▸ **Short task**
From the listing below, work out how many lines contain "image". Reply with that number only.
━━ Extracted data ━━
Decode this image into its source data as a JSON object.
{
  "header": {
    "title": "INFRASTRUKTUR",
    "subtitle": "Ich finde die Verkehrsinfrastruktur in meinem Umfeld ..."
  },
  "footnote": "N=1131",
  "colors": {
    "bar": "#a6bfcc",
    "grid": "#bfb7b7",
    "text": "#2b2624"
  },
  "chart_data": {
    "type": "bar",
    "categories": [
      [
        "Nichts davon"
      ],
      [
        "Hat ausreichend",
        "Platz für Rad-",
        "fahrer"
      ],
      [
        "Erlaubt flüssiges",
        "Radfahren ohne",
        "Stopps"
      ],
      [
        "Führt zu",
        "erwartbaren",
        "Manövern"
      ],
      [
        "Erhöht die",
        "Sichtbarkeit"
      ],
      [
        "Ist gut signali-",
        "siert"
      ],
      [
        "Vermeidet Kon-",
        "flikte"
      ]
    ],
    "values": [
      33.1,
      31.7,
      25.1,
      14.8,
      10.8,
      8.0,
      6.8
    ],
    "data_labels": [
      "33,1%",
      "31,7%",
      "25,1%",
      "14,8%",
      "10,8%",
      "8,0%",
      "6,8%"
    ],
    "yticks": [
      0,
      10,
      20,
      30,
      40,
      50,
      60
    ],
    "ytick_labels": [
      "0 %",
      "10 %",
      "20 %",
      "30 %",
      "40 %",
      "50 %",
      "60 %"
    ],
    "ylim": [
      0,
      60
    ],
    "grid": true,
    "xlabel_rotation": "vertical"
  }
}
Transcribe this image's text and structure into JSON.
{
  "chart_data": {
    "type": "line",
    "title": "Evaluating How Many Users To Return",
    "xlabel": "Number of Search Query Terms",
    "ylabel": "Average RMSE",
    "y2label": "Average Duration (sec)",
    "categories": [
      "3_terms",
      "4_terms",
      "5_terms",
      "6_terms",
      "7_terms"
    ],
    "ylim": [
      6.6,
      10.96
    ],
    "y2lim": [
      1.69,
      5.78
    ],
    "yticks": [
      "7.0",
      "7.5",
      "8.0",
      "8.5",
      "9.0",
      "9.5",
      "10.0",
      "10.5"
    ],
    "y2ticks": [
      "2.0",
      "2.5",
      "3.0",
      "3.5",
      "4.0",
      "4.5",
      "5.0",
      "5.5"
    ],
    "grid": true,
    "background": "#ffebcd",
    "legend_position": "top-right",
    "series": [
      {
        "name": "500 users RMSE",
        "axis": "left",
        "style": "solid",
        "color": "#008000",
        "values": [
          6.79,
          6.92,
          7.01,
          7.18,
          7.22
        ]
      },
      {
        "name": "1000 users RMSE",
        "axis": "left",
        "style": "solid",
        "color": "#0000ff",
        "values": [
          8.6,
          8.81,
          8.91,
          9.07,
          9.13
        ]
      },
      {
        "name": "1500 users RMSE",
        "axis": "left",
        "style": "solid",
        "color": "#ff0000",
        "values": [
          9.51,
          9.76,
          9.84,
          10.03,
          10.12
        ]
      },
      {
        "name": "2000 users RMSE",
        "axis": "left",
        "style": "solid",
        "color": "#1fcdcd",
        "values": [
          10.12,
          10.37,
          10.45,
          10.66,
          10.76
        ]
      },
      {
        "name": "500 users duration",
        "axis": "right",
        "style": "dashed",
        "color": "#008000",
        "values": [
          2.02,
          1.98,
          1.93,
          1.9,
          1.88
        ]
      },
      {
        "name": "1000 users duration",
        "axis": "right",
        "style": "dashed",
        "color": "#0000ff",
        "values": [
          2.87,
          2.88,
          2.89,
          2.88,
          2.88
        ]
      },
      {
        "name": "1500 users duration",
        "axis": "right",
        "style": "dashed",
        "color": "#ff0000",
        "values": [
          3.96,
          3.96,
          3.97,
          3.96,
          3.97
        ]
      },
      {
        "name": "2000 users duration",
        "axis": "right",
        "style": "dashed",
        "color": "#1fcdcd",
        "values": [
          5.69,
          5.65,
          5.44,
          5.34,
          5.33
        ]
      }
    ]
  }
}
━━━
▸ **Exercise answer**
2